> _TASK TO COMPLETE_: Return every record below exactly as written, omitting any pictures.

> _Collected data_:

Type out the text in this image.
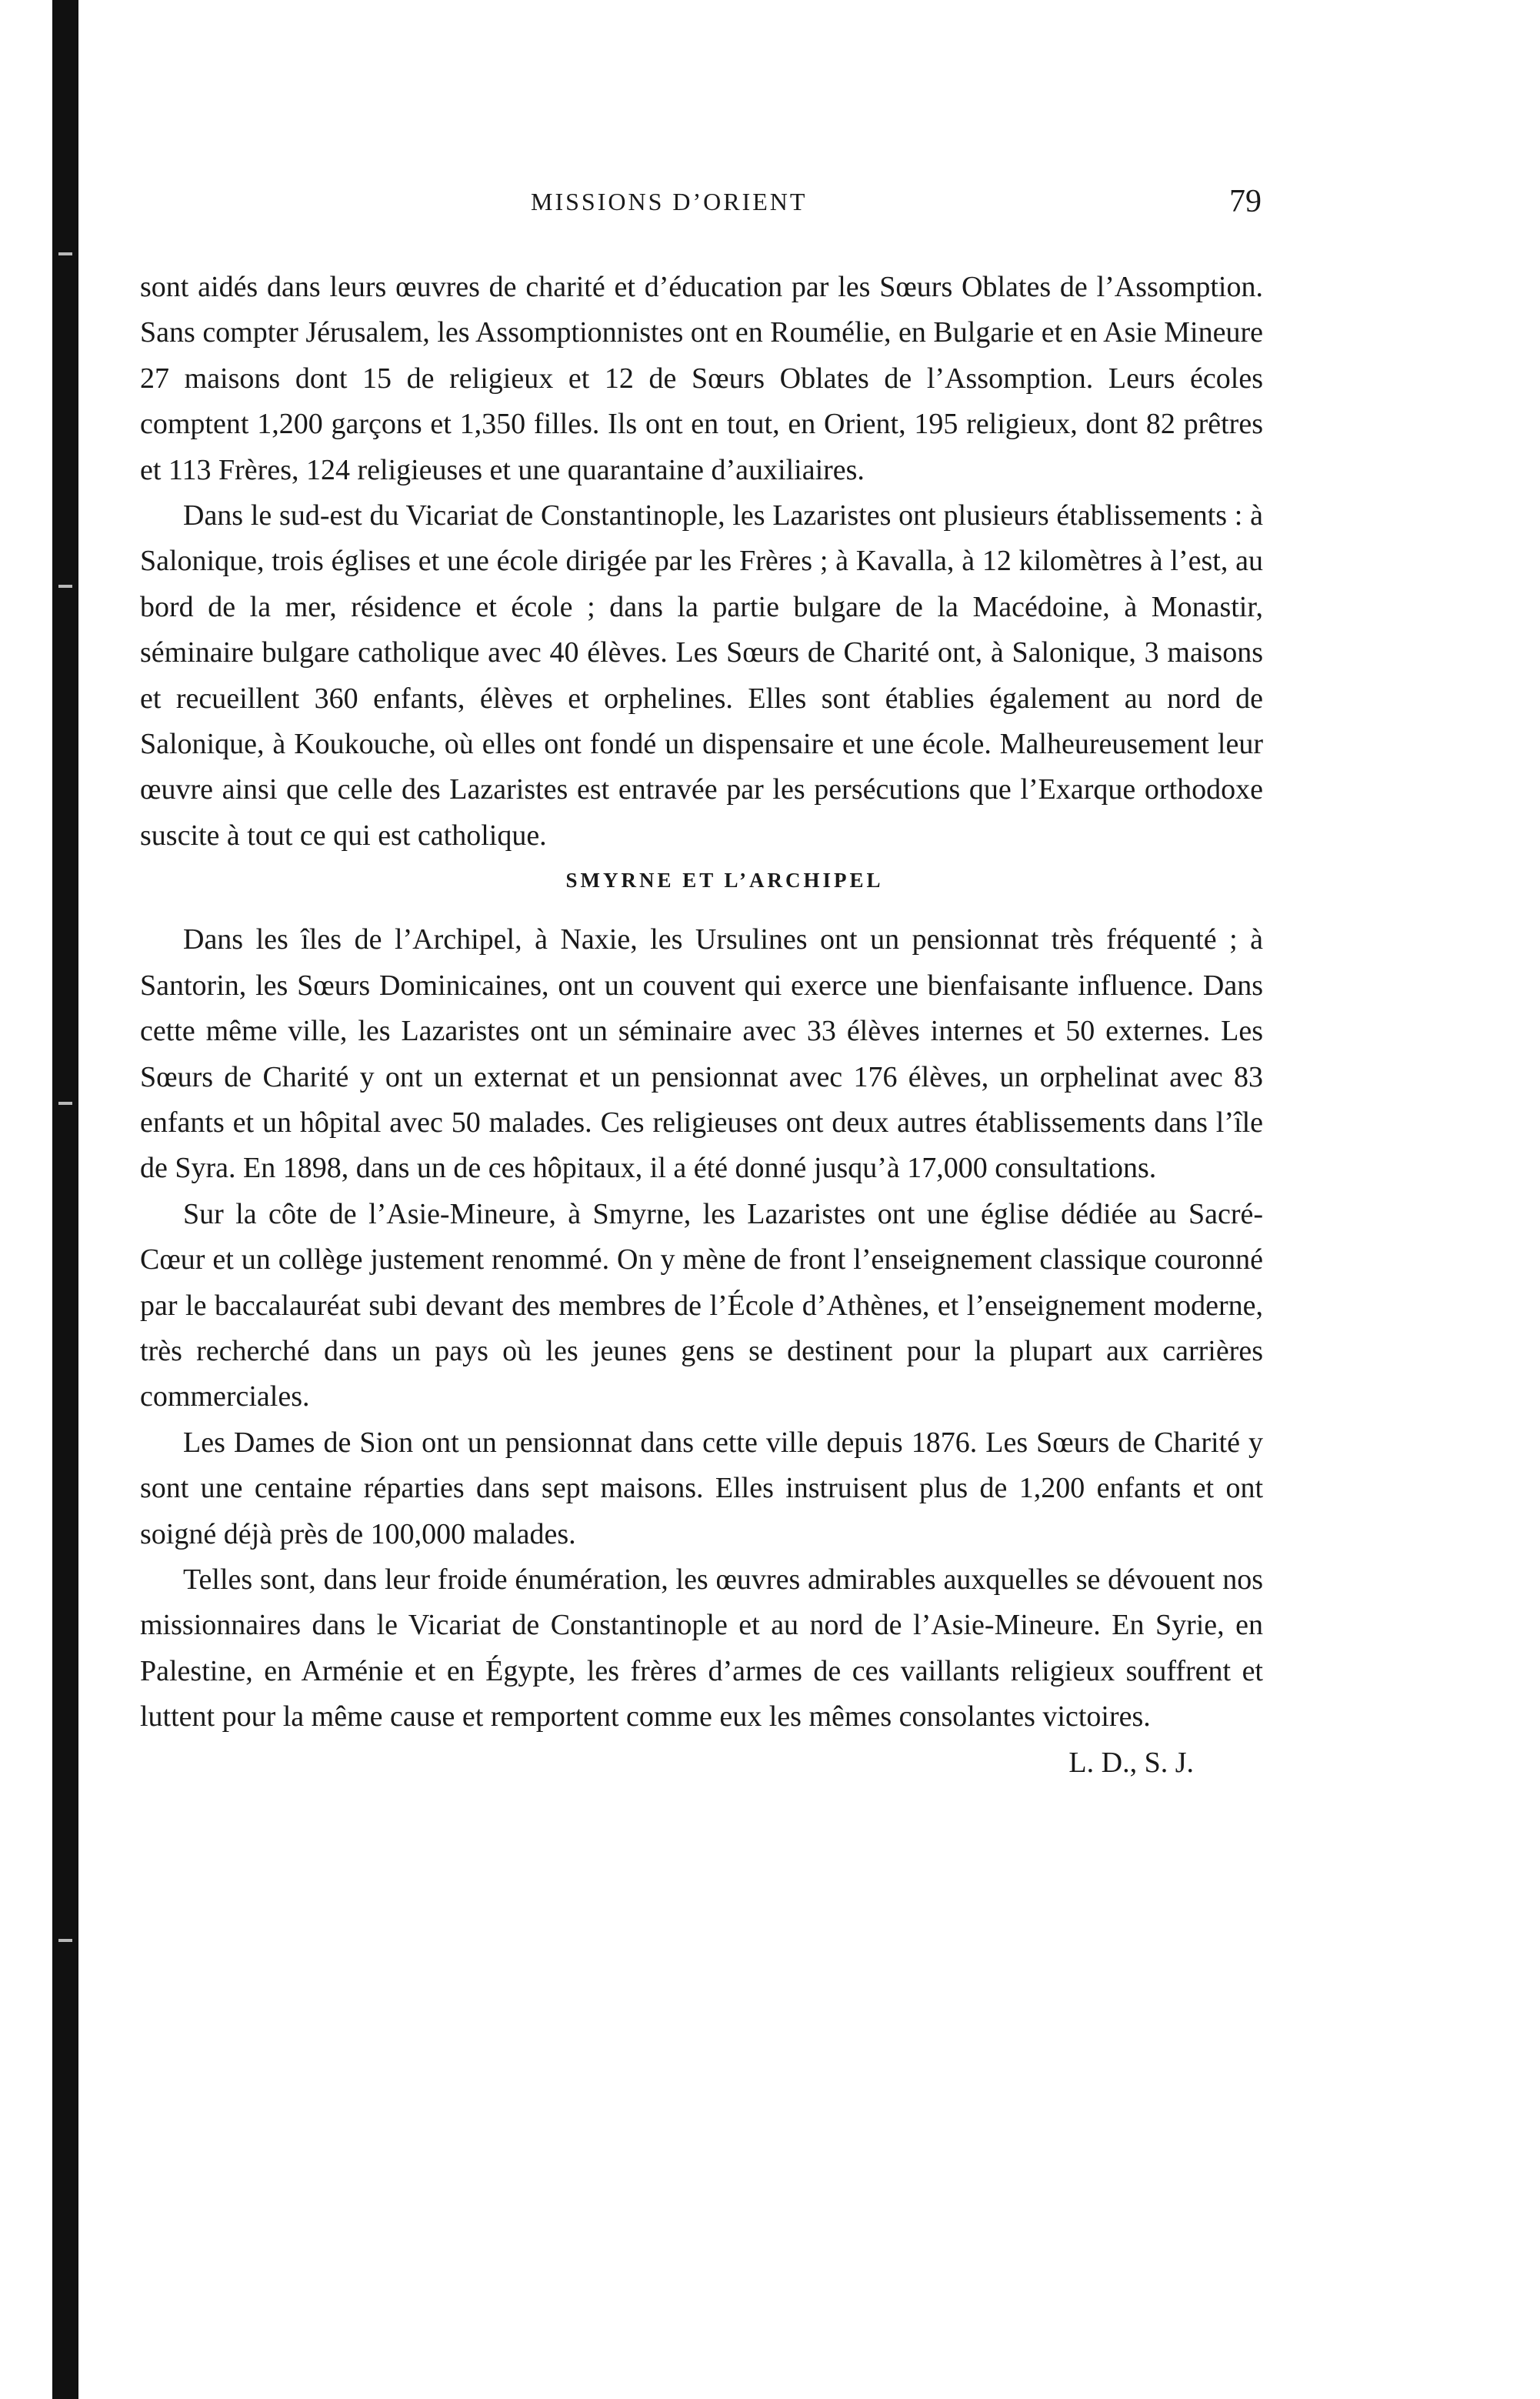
MISSIONS D’ORIENT	79

sont aidés dans leurs œuvres de charité et d’éducation par les Sœurs Oblates de l’Assomption. Sans compter Jérusalem, les Assomptionnistes ont en Roumélie, en Bulgarie et en Asie Mineure 27 maisons dont 15 de religieux et 12 de Sœurs Oblates de l’Assomption. Leurs écoles comptent 1,200 garçons et 1,350 filles. Ils ont en tout, en Orient, 195 religieux, dont 82 prêtres et 113 Frères, 124 religieuses et une quarantaine d’auxiliaires.

Dans le sud-est du Vicariat de Constantinople, les Lazaristes ont plusieurs établissements : à Salonique, trois églises et une école dirigée par les Frères ; à Kavalla, à 12 kilomètres à l’est, au bord de la mer, résidence et école ; dans la partie bulgare de la Macédoine, à Monastir, séminaire bulgare catholique avec 40 élèves. Les Sœurs de Charité ont, à Salonique, 3 maisons et recueillent 360 enfants, élèves et orphelines. Elles sont établies également au nord de Salonique, à Koukouche, où elles ont fondé un dispensaire et une école. Malheureusement leur œuvre ainsi que celle des Lazaristes est entravée par les persécutions que l’Exarque orthodoxe suscite à tout ce qui est catholique.

SMYRNE ET L’ARCHIPEL

Dans les îles de l’Archipel, à Naxie, les Ursulines ont un pensionnat très fréquenté ; à Santorin, les Sœurs Dominicaines, ont un couvent qui exerce une bienfaisante influence. Dans cette même ville, les Lazaristes ont un séminaire avec 33 élèves internes et 50 externes. Les Sœurs de Charité y ont un externat et un pensionnat avec 176 élèves, un orphelinat avec 83 enfants et un hôpital avec 50 malades. Ces religieuses ont deux autres établissements dans l’île de Syra. En 1898, dans un de ces hôpitaux, il a été donné jusqu’à 17,000 consultations.

Sur la côte de l’Asie-Mineure, à Smyrne, les Lazaristes ont une église dédiée au Sacré-Cœur et un collège justement renommé. On y mène de front l’enseignement classique couronné par le baccalauréat subi devant des membres de l’École d’Athènes, et l’enseignement moderne, très recherché dans un pays où les jeunes gens se destinent pour la plupart aux carrières commerciales.

Les Dames de Sion ont un pensionnat dans cette ville depuis 1876. Les Sœurs de Charité y sont une centaine réparties dans sept maisons. Elles instruisent plus de 1,200 enfants et ont soigné déjà près de 100,000 malades.

Telles sont, dans leur froide énumération, les œuvres admirables auxquelles se dévouent nos missionnaires dans le Vicariat de Constantinople et au nord de l’Asie-Mineure. En Syrie, en Palestine, en Arménie et en Égypte, les frères d’armes de ces vaillants religieux souffrent et luttent pour la même cause et remportent comme eux les mêmes consolantes victoires.

L. D., S. J.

> _SOLUTION TO THE EXERCISE_:
Type out the text in this image.
MISSIONS D’ORIENT	79

sont aidés dans leurs œuvres de charité et d’éducation par les Sœurs Oblates de l’Assomption. Sans compter Jérusalem, les Assomptionnistes ont en Roumélie, en Bulgarie et en Asie Mineure 27 maisons dont 15 de religieux et 12 de Sœurs Oblates de l’Assomption. Leurs écoles comptent 1,200 garçons et 1,350 filles. Ils ont en tout, en Orient, 195 religieux, dont 82 prêtres et 113 Frères, 124 religieuses et une quarantaine d’auxiliaires.

Dans le sud-est du Vicariat de Constantinople, les Lazaristes ont plusieurs établissements : à Salonique, trois églises et une école dirigée par les Frères ; à Kavalla, à 12 kilomètres à l’est, au bord de la mer, résidence et école ; dans la partie bulgare de la Macédoine, à Monastir, séminaire bulgare catholique avec 40 élèves. Les Sœurs de Charité ont, à Salonique, 3 maisons et recueillent 360 enfants, élèves et orphelines. Elles sont établies également au nord de Salonique, à Koukouche, où elles ont fondé un dispensaire et une école. Malheureusement leur œuvre ainsi que celle des Lazaristes est entravée par les persécutions que l’Exarque orthodoxe suscite à tout ce qui est catholique.

SMYRNE ET L’ARCHIPEL

Dans les îles de l’Archipel, à Naxie, les Ursulines ont un pensionnat très fréquenté ; à Santorin, les Sœurs Dominicaines, ont un couvent qui exerce une bienfaisante influence. Dans cette même ville, les Lazaristes ont un séminaire avec 33 élèves internes et 50 externes. Les Sœurs de Charité y ont un externat et un pensionnat avec 176 élèves, un orphelinat avec 83 enfants et un hôpital avec 50 malades. Ces religieuses ont deux autres établissements dans l’île de Syra. En 1898, dans un de ces hôpitaux, il a été donné jusqu’à 17,000 consultations.

Sur la côte de l’Asie-Mineure, à Smyrne, les Lazaristes ont une église dédiée au Sacré-Cœur et un collège justement renommé. On y mène de front l’enseignement classique couronné par le baccalauréat subi devant des membres de l’École d’Athènes, et l’enseignement moderne, très recherché dans un pays où les jeunes gens se destinent pour la plupart aux carrières commerciales.

Les Dames de Sion ont un pensionnat dans cette ville depuis 1876. Les Sœurs de Charité y sont une centaine réparties dans sept maisons. Elles instruisent plus de 1,200 enfants et ont soigné déjà près de 100,000 malades.

Telles sont, dans leur froide énumération, les œuvres admirables auxquelles se dévouent nos missionnaires dans le Vicariat de Constantinople et au nord de l’Asie-Mineure. En Syrie, en Palestine, en Arménie et en Égypte, les frères d’armes de ces vaillants religieux souffrent et luttent pour la même cause et remportent comme eux les mêmes consolantes victoires.

L. D., S. J.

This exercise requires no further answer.